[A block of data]
═══
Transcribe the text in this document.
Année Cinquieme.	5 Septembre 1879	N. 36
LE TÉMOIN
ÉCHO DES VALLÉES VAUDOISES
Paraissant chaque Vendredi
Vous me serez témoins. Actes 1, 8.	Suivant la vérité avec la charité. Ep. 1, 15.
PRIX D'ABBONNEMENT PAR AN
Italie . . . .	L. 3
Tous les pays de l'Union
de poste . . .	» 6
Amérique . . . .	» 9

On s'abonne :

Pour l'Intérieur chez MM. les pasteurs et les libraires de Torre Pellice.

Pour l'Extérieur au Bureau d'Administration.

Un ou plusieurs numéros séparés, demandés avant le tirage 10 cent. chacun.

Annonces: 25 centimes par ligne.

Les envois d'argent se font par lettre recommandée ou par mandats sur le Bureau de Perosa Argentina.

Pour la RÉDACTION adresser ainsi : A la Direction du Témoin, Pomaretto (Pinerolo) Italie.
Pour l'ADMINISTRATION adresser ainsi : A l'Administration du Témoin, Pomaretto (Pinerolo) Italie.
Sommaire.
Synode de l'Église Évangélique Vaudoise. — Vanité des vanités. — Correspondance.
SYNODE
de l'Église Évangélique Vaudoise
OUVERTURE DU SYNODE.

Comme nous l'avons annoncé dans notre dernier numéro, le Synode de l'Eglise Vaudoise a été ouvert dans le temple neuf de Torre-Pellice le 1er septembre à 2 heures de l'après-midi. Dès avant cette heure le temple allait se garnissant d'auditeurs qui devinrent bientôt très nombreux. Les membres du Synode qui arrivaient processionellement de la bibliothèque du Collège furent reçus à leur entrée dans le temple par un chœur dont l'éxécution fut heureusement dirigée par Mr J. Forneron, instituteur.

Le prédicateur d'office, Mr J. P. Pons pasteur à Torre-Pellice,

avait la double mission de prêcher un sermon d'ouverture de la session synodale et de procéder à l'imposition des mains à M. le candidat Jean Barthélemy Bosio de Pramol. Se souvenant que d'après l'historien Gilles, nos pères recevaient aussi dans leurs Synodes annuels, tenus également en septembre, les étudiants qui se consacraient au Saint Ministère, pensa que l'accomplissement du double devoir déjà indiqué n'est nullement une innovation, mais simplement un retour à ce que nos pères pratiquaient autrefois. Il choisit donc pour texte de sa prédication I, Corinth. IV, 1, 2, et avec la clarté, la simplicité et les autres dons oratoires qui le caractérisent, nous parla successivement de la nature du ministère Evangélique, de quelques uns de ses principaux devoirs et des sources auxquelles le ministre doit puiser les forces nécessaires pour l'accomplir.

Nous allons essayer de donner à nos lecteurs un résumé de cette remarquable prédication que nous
═══
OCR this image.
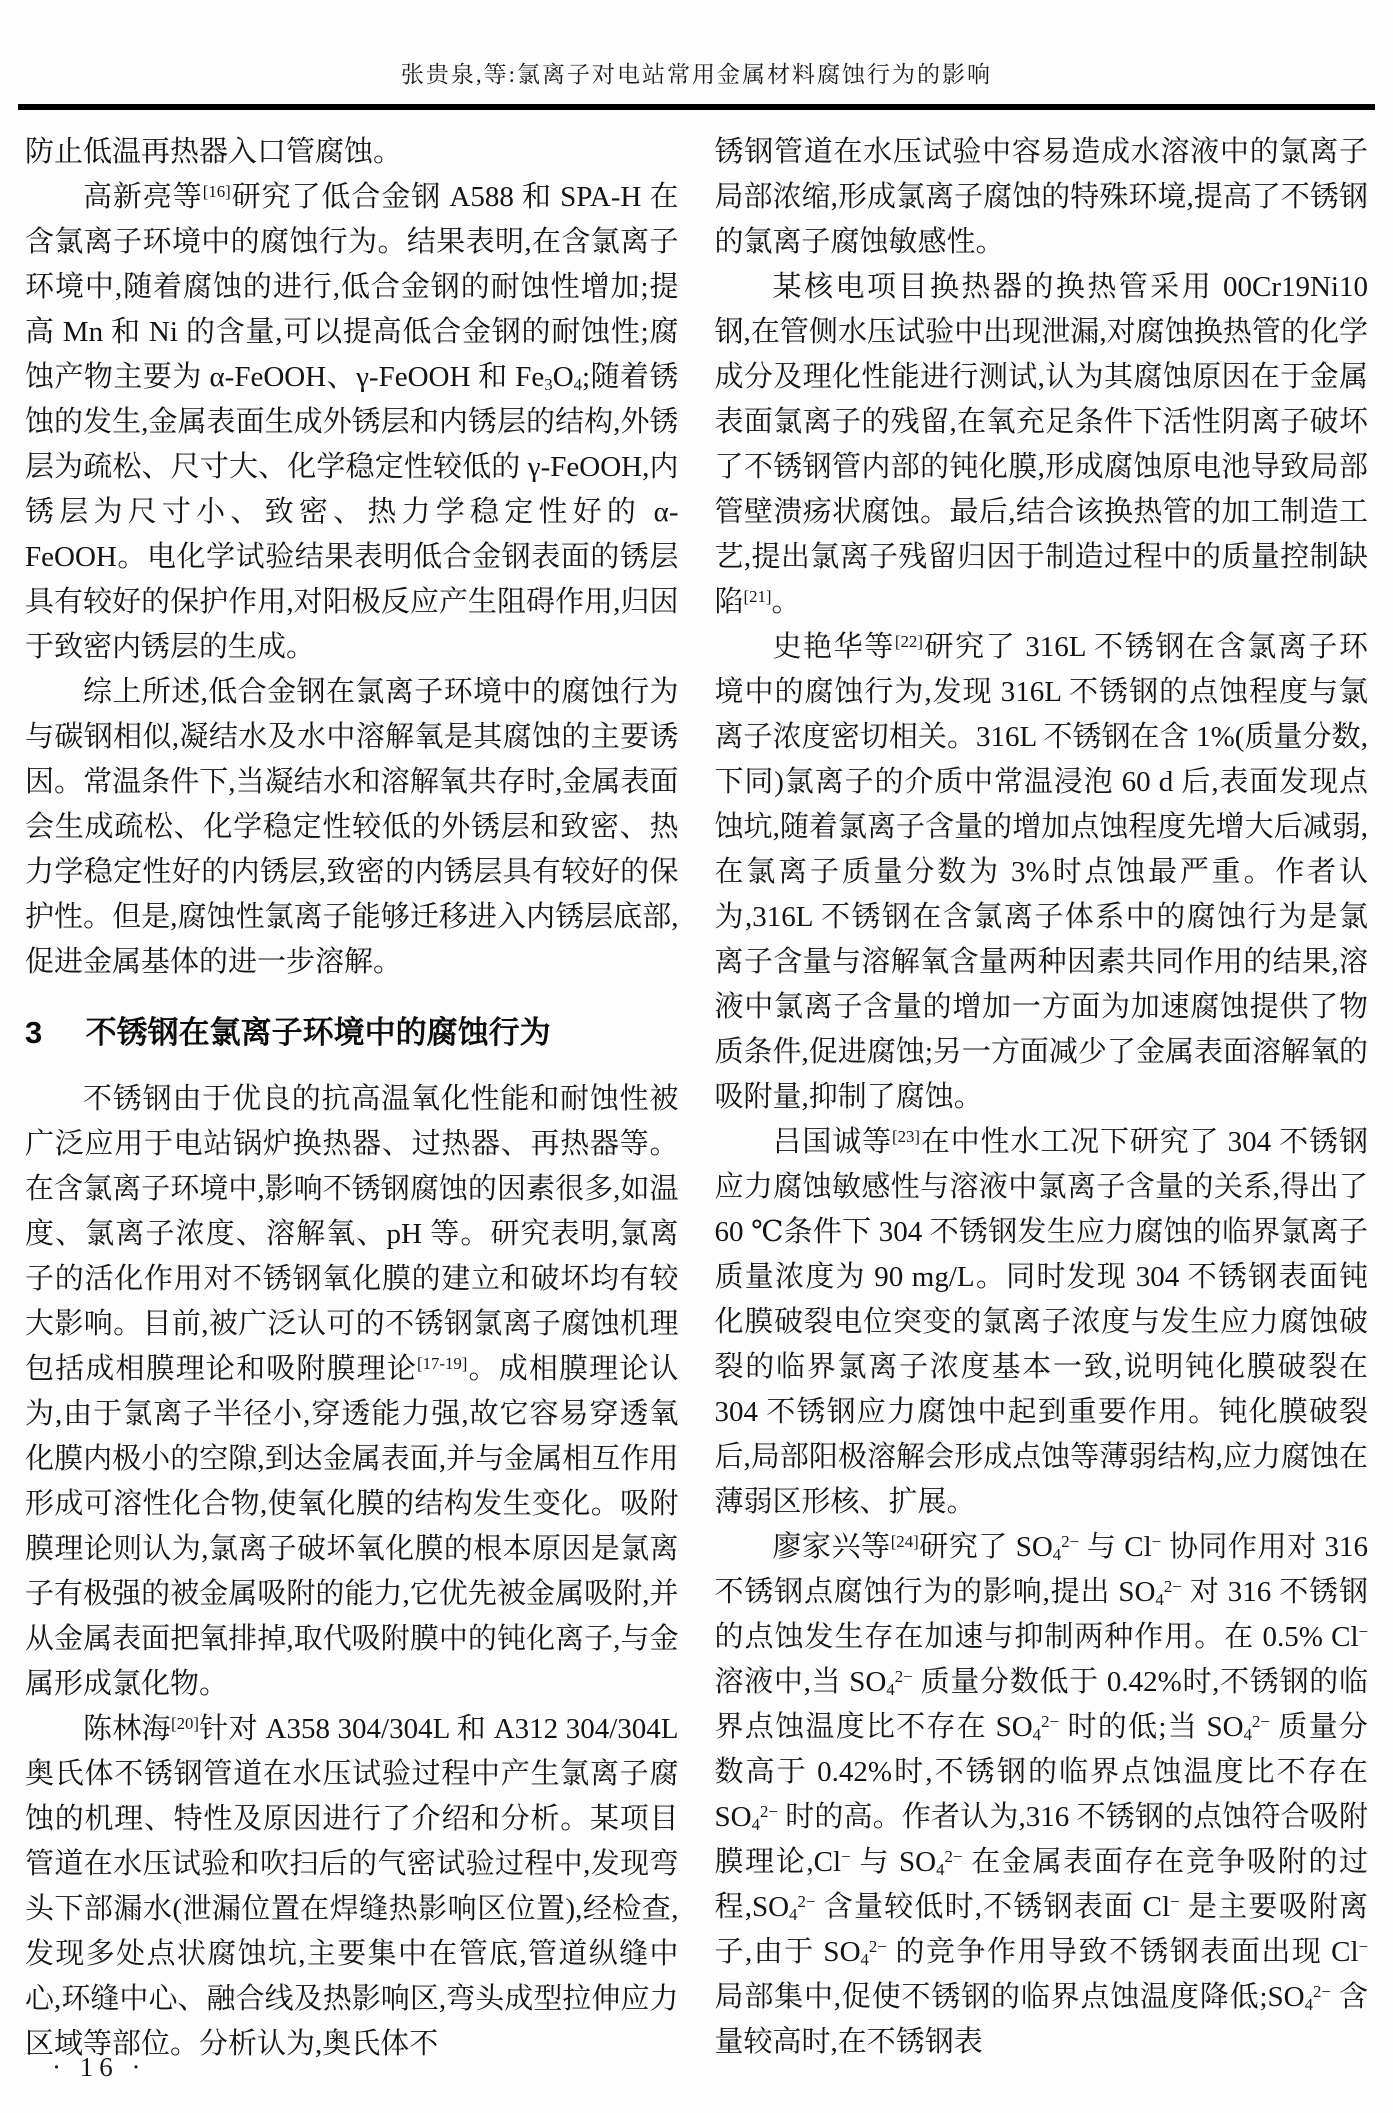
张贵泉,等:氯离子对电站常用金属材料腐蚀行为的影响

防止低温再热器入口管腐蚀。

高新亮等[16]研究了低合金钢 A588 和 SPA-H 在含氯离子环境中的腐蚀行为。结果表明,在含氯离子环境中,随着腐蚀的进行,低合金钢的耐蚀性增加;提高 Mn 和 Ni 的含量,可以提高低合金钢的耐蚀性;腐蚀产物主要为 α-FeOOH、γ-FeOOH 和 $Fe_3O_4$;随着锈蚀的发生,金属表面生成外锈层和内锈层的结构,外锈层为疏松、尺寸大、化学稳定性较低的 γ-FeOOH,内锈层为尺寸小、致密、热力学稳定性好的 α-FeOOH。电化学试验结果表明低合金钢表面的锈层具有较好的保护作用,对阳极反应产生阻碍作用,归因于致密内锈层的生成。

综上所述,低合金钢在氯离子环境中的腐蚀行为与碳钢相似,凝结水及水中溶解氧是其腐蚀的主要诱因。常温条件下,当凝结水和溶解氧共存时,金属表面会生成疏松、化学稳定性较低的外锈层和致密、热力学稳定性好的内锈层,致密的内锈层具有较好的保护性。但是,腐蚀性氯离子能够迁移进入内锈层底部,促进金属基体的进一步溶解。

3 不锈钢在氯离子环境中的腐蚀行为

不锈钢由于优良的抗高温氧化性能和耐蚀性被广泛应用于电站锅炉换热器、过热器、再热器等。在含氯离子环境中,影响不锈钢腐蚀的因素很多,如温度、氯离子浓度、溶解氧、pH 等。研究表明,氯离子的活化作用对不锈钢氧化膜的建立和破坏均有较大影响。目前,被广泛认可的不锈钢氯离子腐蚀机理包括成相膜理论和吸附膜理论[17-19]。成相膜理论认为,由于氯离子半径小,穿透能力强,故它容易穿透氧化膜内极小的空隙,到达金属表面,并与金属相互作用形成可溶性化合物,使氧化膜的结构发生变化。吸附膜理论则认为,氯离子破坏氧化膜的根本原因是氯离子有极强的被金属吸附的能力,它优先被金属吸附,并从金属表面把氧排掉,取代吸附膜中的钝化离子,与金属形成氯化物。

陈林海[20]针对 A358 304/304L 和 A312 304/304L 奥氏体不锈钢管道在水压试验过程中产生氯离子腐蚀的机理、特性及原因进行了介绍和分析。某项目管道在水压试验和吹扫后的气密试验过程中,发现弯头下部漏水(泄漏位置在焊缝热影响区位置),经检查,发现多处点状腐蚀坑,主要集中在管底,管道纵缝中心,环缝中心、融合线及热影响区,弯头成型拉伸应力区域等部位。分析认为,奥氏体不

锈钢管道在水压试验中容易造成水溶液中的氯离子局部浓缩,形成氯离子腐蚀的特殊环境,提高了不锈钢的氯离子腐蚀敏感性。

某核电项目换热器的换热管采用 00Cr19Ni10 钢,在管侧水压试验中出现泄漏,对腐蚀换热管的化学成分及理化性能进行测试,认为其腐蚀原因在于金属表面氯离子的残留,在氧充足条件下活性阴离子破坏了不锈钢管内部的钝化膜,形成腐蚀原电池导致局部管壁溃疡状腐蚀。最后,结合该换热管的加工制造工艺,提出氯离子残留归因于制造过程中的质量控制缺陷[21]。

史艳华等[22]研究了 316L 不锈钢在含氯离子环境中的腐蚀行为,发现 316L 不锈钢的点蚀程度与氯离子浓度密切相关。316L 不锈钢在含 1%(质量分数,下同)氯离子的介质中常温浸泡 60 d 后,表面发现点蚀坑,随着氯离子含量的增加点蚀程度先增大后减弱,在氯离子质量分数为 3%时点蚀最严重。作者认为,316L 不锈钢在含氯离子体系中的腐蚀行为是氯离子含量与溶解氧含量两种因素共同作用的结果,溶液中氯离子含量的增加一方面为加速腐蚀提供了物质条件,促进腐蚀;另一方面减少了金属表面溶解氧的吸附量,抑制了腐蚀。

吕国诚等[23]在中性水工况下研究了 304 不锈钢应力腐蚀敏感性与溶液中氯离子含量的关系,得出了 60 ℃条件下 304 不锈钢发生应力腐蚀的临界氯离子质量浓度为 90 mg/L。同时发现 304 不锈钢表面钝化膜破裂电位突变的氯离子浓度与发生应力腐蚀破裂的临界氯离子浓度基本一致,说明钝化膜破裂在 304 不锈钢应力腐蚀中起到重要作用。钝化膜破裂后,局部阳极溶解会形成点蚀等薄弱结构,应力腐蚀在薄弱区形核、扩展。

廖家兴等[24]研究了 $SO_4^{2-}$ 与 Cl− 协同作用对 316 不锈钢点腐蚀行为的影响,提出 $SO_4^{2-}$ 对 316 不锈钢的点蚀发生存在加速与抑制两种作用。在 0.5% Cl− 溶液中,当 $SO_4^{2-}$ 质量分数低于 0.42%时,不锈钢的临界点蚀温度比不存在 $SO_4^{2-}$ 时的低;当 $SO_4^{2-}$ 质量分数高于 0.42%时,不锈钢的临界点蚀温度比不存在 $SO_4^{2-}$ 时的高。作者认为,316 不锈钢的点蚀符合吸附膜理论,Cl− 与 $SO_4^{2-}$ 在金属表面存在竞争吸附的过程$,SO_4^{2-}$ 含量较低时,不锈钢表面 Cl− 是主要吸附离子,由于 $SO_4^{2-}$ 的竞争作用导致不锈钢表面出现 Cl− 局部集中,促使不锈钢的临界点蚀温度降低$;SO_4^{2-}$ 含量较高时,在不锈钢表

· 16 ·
═══
Task objective — State the number of lines in the records that include "Église", and write nothing else.

Task result — 2